Your task is to locate every line holding the string "UNESCO" and to copy each of them.

## BEGIN RECORDS FOR THE EXERCISE

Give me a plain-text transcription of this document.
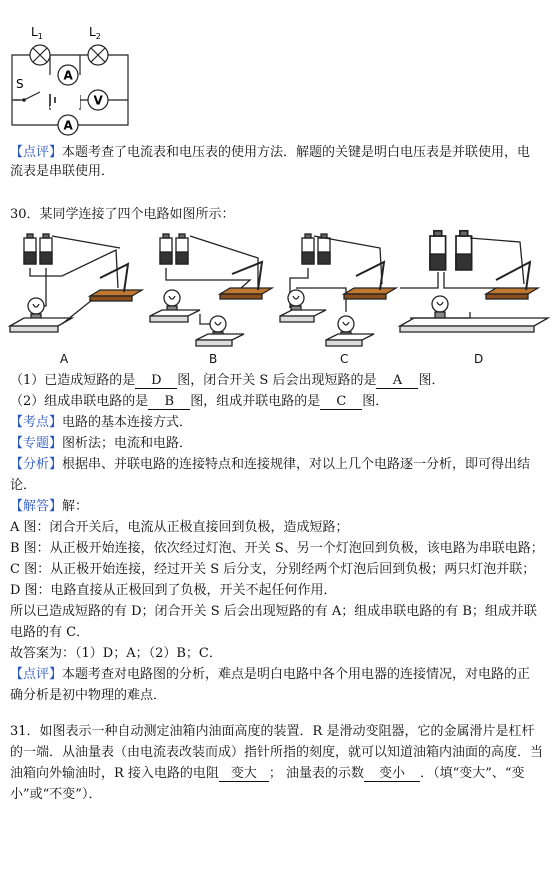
$L_1$	$L_2$
A
V
S
A
【点评】本题考查了电流表和电压表的使用方法．解题的关键是明白电压表是并联使用，电
流表是串联使用．
30．某同学连接了四个电路如图所示：
A	B	C	D
（1）已造成短路的是 D 图，闭合开关 S 后会出现短路的是 A 图．
（2）组成串联电路的是 B 图，组成并联电路的是 C 图．
【考点】电路的基本连接方式．
【专题】图析法；电流和电路．
【分析】根据串、并联电路的连接特点和连接规律，对以上几个电路逐一分析，即可得出结
论．
【解答】解：
A 图：闭合开关后，电流从正极直接回到负极，造成短路；
B 图：从正极开始连接，依次经过灯泡、开关 S、另一个灯泡回到负极，该电路为串联电路；
C 图：从正极开始连接，经过开关 S 后分支，分别经两个灯泡后回到负极；两只灯泡并联；
D 图：电路直接从正极回到了负极，开关不起任何作用．
所以已造成短路的有 D；闭合开关 S 后会出现短路的有 A；组成串联电路的有 B；组成并联
电路的有 C．
故答案为：（1）D；A；（2）B；C．
【点评】本题考查对电路图的分析，难点是明白电路中各个用电器的连接情况，对电路的正
确分析是初中物理的难点．
31．如图表示一种自动测定油箱内油面高度的装置．R 是滑动变阻器，它的金属滑片是杠杆
的一端．从油量表（由电流表改装而成）指针所指的刻度，就可以知道油箱内油面的高度．当
油箱向外输油时，R 接入电路的电阻 变大 ； 油量表的示数 变小 ．（填“变大”、“变
小”或“不变”）．
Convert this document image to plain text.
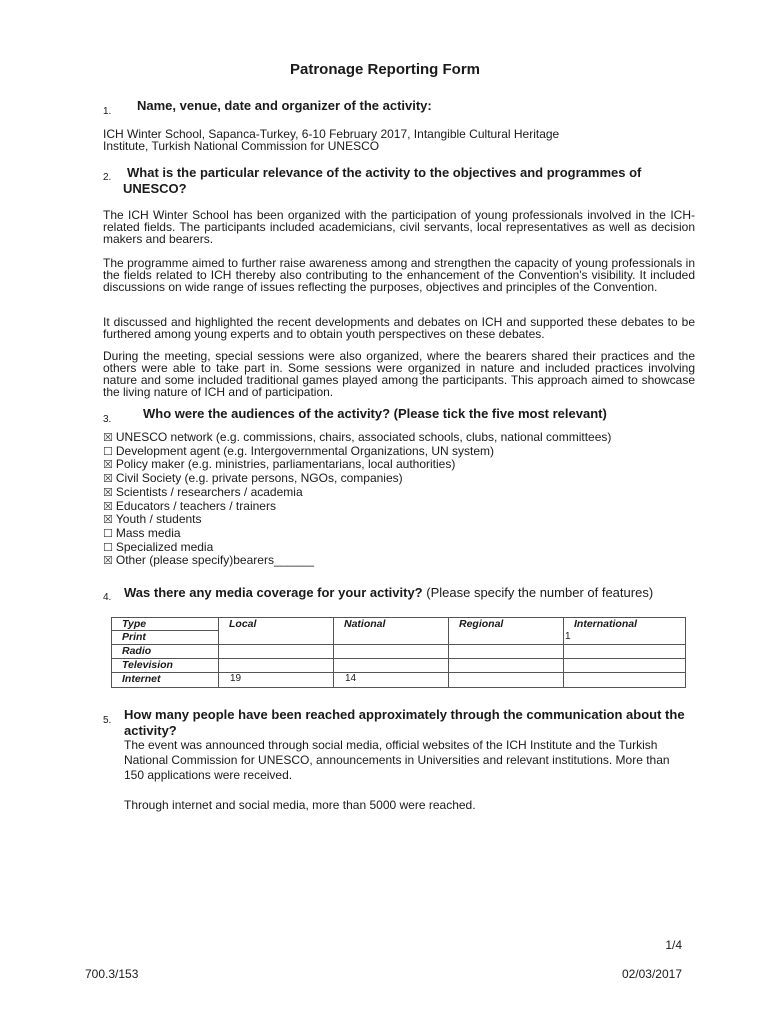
Patronage Reporting Form
1. Name, venue, date and organizer of the activity:
ICH Winter School, Sapanca-Turkey, 6-10 February 2017, Intangible Cultural Heritage
Institute, Turkish National Commission for UNESCO
2. What is the particular relevance of the activity to the objectives and programmes of
UNESCO?
The ICH Winter School has been organized with the participation of young professionals involved in the ICH-related fields. The participants included academicians, civil servants, local representatives as well as decision makers and bearers.
The programme aimed to further raise awareness among and strengthen the capacity of young professionals in the fields related to ICH thereby also contributing to the enhancement of the Convention's visibility. It included discussions on wide range of issues reflecting the purposes, objectives and principles of the Convention.
It discussed and highlighted the recent developments and debates on ICH and supported these debates to be furthered among young experts and to obtain youth perspectives on these debates.
During the meeting, special sessions were also organized, where the bearers shared their practices and the others were able to take part in. Some sessions were organized in nature and included practices involving nature and some included traditional games played among the participants. This approach aimed to showcase the living nature of ICH and of participation.
3. Who were the audiences of the activity? (Please tick the five most relevant)
☒ UNESCO network (e.g. commissions, chairs, associated schools, clubs, national committees)
☐ Development agent (e.g. Intergovernmental Organizations, UN system)
☒ Policy maker (e.g. ministries, parliamentarians, local authorities)
☒ Civil Society (e.g. private persons, NGOs, companies)
☒ Scientists / researchers / academia
☒ Educators / teachers / trainers
☒ Youth / students
☐ Mass media
☐ Specialized media
☒ Other (please specify)bearers______
4. Was there any media coverage for your activity? (Please specify the number of features)
Type	Local	National	Regional	International
Print				1
Radio				
Television				
Internet	19	14		
5. How many people have been reached approximately through the communication about the
activity?
The event was announced through social media, official websites of the ICH Institute and the Turkish
National Commission for UNESCO, announcements in Universities and relevant institutions. More than
150 applications were received.
Through internet and social media, more than 5000 were reached.
1/4
700.3/153	02/03/2017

## END RECORDS FOR THE EXERCISE

__EXPECTED ANSWER__:
Institute, Turkish National Commission for UNESCO
UNESCO?
☒ UNESCO network (e.g. commissions, chairs, associated schools, clubs, national committees)
National Commission for UNESCO, announcements in Universities and relevant institutions. More than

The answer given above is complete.